═════ DATASET ROWS

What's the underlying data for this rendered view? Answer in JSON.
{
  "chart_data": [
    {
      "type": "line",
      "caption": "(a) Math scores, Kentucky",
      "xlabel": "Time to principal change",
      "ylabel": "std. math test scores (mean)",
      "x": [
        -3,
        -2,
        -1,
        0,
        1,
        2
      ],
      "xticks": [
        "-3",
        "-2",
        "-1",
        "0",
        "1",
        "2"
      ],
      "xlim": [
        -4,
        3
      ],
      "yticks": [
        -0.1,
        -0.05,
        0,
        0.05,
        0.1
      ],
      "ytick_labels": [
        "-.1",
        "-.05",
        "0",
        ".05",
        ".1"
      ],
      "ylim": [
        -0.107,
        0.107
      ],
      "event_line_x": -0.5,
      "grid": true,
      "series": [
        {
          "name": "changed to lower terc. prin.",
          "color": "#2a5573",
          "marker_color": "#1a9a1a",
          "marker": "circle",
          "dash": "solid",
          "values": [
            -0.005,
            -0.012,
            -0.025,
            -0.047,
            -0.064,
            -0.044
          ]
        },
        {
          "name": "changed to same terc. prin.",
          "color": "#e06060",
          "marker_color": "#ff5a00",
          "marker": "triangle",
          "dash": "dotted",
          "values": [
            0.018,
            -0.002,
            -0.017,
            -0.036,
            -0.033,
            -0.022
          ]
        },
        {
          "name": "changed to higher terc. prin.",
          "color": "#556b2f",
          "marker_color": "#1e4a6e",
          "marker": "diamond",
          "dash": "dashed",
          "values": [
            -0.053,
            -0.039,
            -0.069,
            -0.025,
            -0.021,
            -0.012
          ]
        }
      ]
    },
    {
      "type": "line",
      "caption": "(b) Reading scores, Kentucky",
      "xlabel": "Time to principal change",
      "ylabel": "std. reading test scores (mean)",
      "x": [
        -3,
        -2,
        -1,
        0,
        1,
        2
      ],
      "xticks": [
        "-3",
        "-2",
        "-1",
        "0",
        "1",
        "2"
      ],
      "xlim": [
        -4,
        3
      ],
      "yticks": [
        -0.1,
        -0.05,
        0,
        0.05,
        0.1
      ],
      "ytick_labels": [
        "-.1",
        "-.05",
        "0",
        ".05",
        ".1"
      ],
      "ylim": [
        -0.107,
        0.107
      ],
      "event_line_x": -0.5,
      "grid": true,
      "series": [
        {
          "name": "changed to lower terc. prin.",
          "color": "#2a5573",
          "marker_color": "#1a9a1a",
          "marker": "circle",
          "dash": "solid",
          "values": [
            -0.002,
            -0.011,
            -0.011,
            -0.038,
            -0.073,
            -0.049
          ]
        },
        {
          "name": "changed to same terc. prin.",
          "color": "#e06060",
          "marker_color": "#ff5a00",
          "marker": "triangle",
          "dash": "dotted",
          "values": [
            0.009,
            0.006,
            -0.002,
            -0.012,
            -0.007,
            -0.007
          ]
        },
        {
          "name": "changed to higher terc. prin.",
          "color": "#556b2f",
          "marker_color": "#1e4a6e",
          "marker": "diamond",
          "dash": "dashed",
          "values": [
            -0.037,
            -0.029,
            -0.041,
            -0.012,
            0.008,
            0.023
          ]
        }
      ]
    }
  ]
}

══════════

(EXERCISE INSTRUCTIONS): Make an exact copy of the records.

(THE ANSWER):
What's the underlying data for this rendered view? Answer in JSON.
{
  "chart_data": [
    {
      "type": "line",
      "caption": "(a) Math scores, Kentucky",
      "xlabel": "Time to principal change",
      "ylabel": "std. math test scores (mean)",
      "x": [
        -3,
        -2,
        -1,
        0,
        1,
        2
      ],
      "xticks": [
        "-3",
        "-2",
        "-1",
        "0",
        "1",
        "2"
      ],
      "xlim": [
        -4,
        3
      ],
      "yticks": [
        -0.1,
        -0.05,
        0,
        0.05,
        0.1
      ],
      "ytick_labels": [
        "-.1",
        "-.05",
        "0",
        ".05",
        ".1"
      ],
      "ylim": [
        -0.107,
        0.107
      ],
      "event_line_x": -0.5,
      "grid": true,
      "series": [
        {
          "name": "changed to lower terc. prin.",
          "color": "#2a5573",
          "marker_color": "#1a9a1a",
          "marker": "circle",
          "dash": "solid",
          "values": [
            -0.005,
            -0.012,
            -0.025,
            -0.047,
            -0.064,
            -0.044
          ]
        },
        {
          "name": "changed to same terc. prin.",
          "color": "#e06060",
          "marker_color": "#ff5a00",
          "marker": "triangle",
          "dash": "dotted",
          "values": [
            0.018,
            -0.002,
            -0.017,
            -0.036,
            -0.033,
            -0.022
          ]
        },
        {
          "name": "changed to higher terc. prin.",
          "color": "#556b2f",
          "marker_color": "#1e4a6e",
          "marker": "diamond",
          "dash": "dashed",
          "values": [
            -0.053,
            -0.039,
            -0.069,
            -0.025,
            -0.021,
            -0.012
          ]
        }
      ]
    },
    {
      "type": "line",
      "caption": "(b) Reading scores, Kentucky",
      "xlabel": "Time to principal change",
      "ylabel": "std. reading test scores (mean)",
      "x": [
        -3,
        -2,
        -1,
        0,
        1,
        2
      ],
      "xticks": [
        "-3",
        "-2",
        "-1",
        "0",
        "1",
        "2"
      ],
      "xlim": [
        -4,
        3
      ],
      "yticks": [
        -0.1,
        -0.05,
        0,
        0.05,
        0.1
      ],
      "ytick_labels": [
        "-.1",
        "-.05",
        "0",
        ".05",
        ".1"
      ],
      "ylim": [
        -0.107,
        0.107
      ],
      "event_line_x": -0.5,
      "grid": true,
      "series": [
        {
          "name": "changed to lower terc. prin.",
          "color": "#2a5573",
          "marker_color": "#1a9a1a",
          "marker": "circle",
          "dash": "solid",
          "values": [
            -0.002,
            -0.011,
            -0.011,
            -0.038,
            -0.073,
            -0.049
          ]
        },
        {
          "name": "changed to same terc. prin.",
          "color": "#e06060",
          "marker_color": "#ff5a00",
          "marker": "triangle",
          "dash": "dotted",
          "values": [
            0.009,
            0.006,
            -0.002,
            -0.012,
            -0.007,
            -0.007
          ]
        },
        {
          "name": "changed to higher terc. prin.",
          "color": "#556b2f",
          "marker_color": "#1e4a6e",
          "marker": "diamond",
          "dash": "dashed",
          "values": [
            -0.037,
            -0.029,
            -0.041,
            -0.012,
            0.008,
            0.023
          ]
        }
      ]
    }
  ]
}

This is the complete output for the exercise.